**What is needed:**
In the listing below, pick out lines with "still".

··· Supplied information

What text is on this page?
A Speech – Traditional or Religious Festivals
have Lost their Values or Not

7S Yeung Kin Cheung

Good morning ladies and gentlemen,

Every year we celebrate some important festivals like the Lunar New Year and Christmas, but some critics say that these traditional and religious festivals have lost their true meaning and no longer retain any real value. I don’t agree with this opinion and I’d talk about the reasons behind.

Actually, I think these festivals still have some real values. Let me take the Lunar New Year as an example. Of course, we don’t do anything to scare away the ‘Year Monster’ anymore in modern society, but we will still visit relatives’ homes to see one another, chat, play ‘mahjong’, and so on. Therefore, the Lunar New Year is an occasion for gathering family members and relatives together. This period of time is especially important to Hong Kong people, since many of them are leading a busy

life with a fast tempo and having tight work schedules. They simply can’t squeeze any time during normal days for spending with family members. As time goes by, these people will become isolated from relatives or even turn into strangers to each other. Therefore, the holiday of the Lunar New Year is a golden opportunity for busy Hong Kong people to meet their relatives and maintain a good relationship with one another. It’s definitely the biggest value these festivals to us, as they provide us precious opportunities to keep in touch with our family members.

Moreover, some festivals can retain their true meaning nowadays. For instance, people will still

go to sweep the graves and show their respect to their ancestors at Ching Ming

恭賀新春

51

······

**Result for this task:**
Actually, I think these festivals still have some real values. Let me take the Lunar New Year as an example. Of course, we don’t do anything to scare away the ‘Year Monster’ anymore in modern society, but we will still visit relatives’ homes to see one another, chat, play ‘mahjong’, and so on. Therefore, the Lunar New Year is an occasion for gathering family members and relatives together. This period of time is especially important to Hong Kong people, since many of them are leading a busy
Moreover, some festivals can retain their true meaning nowadays. For instance, people will still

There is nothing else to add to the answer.